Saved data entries
— Begin —
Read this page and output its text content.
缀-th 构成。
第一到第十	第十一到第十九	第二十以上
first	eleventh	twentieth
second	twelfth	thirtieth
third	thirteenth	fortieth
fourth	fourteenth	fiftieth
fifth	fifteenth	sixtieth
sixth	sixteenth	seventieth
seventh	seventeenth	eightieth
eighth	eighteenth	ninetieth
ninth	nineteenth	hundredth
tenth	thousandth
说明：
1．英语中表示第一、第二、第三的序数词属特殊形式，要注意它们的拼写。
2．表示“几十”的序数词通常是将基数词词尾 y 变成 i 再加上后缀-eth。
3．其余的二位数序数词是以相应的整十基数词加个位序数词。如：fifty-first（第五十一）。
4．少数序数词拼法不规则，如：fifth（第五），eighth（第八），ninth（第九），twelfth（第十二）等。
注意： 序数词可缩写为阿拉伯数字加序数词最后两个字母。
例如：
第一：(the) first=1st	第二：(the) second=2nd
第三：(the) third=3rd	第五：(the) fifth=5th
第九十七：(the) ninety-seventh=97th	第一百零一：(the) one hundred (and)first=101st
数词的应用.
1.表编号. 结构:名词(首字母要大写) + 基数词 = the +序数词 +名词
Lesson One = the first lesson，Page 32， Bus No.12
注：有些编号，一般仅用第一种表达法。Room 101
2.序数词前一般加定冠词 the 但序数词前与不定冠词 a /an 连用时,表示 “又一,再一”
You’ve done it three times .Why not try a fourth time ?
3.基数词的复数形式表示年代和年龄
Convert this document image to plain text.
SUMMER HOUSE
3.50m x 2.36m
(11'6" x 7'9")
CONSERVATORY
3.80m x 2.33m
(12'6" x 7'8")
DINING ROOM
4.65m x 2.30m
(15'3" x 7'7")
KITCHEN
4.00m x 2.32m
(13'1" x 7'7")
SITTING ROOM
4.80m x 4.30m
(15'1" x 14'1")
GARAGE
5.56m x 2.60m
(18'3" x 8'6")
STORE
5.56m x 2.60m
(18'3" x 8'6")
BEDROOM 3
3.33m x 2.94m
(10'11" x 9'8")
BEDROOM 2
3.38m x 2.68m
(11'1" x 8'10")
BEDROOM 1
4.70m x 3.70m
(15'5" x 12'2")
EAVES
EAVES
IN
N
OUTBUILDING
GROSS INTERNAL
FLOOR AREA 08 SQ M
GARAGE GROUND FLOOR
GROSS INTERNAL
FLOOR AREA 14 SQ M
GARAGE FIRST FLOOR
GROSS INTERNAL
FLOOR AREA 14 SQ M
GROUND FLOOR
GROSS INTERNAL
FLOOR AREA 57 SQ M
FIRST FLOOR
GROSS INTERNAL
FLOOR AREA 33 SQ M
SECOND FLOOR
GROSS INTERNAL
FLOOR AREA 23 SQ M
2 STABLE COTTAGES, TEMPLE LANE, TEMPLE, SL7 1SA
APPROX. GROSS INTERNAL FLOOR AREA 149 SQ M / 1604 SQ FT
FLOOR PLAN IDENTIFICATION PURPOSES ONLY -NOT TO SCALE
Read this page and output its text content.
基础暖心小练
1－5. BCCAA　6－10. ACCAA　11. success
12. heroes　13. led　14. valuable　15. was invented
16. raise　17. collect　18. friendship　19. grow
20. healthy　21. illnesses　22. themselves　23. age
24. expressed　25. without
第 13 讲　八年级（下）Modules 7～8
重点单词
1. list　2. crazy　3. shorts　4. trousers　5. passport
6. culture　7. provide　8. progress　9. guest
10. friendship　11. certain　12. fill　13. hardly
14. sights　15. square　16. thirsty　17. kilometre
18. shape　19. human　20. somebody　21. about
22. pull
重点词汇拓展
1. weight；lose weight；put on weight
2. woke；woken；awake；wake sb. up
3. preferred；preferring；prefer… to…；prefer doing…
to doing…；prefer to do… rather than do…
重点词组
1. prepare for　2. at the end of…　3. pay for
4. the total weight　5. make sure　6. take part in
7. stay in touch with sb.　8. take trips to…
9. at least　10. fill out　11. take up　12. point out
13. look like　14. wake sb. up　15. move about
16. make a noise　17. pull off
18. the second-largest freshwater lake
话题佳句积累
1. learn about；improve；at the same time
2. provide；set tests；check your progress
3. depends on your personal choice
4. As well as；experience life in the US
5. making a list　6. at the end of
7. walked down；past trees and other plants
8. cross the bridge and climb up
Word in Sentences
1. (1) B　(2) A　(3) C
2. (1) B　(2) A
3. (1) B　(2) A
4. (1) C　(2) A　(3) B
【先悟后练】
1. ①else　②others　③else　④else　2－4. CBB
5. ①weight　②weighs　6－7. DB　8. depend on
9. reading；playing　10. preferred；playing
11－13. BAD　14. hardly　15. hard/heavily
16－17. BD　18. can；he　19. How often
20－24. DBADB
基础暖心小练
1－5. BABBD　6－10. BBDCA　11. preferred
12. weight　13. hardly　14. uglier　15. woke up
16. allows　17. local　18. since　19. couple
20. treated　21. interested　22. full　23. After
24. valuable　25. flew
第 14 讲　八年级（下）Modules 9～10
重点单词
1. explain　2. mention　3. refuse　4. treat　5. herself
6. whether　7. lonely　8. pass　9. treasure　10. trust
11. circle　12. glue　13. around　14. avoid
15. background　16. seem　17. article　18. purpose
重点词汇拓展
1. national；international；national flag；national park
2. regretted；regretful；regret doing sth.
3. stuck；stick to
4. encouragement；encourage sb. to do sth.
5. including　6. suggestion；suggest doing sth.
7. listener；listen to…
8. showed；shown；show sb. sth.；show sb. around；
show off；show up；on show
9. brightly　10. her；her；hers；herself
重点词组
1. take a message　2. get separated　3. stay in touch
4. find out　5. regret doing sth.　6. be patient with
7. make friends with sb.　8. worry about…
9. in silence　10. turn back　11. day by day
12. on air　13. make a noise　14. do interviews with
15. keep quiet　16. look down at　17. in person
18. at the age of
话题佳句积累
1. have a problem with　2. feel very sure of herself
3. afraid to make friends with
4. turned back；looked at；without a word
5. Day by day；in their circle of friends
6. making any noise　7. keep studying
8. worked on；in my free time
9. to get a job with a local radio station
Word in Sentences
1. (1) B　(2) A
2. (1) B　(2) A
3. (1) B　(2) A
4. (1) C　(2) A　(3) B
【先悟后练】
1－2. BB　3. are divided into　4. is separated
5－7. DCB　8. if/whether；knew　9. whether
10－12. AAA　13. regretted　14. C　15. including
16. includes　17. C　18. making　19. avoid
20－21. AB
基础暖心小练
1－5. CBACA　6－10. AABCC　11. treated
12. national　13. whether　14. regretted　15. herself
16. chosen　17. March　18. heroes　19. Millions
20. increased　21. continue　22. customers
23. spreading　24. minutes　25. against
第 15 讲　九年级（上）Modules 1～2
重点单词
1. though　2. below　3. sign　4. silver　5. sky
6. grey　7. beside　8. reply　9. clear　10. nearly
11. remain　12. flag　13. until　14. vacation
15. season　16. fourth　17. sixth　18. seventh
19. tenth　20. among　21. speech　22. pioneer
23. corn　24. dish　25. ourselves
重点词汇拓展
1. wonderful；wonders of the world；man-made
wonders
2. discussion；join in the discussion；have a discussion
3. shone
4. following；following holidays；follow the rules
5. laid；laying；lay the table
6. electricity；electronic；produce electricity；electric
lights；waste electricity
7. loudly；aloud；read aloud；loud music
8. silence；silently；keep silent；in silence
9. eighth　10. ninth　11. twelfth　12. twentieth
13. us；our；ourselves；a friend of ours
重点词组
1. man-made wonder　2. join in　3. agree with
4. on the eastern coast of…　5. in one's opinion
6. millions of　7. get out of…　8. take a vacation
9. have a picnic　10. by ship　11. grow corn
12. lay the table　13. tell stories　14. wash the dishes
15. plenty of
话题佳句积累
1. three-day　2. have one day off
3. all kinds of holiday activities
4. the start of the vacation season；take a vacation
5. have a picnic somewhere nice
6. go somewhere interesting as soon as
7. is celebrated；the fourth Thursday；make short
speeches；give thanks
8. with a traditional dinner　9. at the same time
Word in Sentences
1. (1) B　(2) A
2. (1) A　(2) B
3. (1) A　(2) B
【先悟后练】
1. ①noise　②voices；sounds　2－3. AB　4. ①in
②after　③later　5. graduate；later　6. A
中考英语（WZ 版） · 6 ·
— End —
◆ Directive
From the entries above, select each line containing the string "Modules".

◆ Output
第 13 讲　八年级（下）Modules 7～8
第 14 讲　八年级（下）Modules 9～10
第 15 讲　九年级（上）Modules 1～2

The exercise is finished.